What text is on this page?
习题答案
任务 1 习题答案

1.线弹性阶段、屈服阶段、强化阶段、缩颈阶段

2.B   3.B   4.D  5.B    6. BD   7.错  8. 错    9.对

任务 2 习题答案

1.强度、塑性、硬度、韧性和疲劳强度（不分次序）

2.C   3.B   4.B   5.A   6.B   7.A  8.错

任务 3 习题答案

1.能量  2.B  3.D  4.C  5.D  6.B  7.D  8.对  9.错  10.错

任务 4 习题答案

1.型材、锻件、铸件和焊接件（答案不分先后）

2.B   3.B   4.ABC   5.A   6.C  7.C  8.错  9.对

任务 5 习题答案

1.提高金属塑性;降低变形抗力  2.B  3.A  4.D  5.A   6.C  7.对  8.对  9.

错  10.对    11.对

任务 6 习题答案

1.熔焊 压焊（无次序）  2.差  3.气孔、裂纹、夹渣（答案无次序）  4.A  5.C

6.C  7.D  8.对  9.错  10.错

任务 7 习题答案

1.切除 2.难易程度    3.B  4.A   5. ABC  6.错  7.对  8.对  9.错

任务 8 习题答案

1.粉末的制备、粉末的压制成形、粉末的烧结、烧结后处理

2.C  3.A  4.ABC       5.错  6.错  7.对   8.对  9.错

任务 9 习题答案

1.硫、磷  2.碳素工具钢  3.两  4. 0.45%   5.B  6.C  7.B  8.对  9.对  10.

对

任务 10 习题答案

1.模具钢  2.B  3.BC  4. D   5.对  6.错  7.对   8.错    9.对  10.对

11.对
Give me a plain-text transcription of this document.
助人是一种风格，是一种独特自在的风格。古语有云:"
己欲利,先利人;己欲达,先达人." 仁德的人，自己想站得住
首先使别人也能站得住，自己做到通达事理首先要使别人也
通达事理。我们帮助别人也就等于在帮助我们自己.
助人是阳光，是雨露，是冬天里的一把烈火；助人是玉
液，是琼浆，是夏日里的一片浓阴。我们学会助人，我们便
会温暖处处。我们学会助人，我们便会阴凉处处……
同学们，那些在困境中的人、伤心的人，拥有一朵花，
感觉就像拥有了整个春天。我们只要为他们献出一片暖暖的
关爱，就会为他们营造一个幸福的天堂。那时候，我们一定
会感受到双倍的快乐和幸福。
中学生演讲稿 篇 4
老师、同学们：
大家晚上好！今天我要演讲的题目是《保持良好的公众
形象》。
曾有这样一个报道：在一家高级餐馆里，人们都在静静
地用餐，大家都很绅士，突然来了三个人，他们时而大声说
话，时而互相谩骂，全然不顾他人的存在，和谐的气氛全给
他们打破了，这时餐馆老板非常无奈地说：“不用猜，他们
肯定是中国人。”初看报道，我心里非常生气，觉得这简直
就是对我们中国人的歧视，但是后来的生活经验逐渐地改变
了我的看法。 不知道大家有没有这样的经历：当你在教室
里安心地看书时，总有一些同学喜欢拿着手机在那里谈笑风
--*--
▶ [WHAT THE EXERCISE ASKS]: Please extract exactly, and only, the lines from the line containing "Give me a plain-text" through the last line of the records.

▶ [FINISHED ANSWER]:
Give me a plain-text transcription of this document.
助人是一种风格，是一种独特自在的风格。古语有云:"
己欲利,先利人;己欲达,先达人." 仁德的人，自己想站得住
首先使别人也能站得住，自己做到通达事理首先要使别人也
通达事理。我们帮助别人也就等于在帮助我们自己.
助人是阳光，是雨露，是冬天里的一把烈火；助人是玉
液，是琼浆，是夏日里的一片浓阴。我们学会助人，我们便
会温暖处处。我们学会助人，我们便会阴凉处处……
同学们，那些在困境中的人、伤心的人，拥有一朵花，
感觉就像拥有了整个春天。我们只要为他们献出一片暖暖的
关爱，就会为他们营造一个幸福的天堂。那时候，我们一定
会感受到双倍的快乐和幸福。
中学生演讲稿 篇 4
老师、同学们：
大家晚上好！今天我要演讲的题目是《保持良好的公众
形象》。
曾有这样一个报道：在一家高级餐馆里，人们都在静静
地用餐，大家都很绅士，突然来了三个人，他们时而大声说
话，时而互相谩骂，全然不顾他人的存在，和谐的气氛全给
他们打破了，这时餐馆老板非常无奈地说：“不用猜，他们
肯定是中国人。”初看报道，我心里非常生气，觉得这简直
就是对我们中国人的歧视，但是后来的生活经验逐渐地改变
了我的看法。 不知道大家有没有这样的经历：当你在教室
里安心地看书时，总有一些同学喜欢拿着手机在那里谈笑风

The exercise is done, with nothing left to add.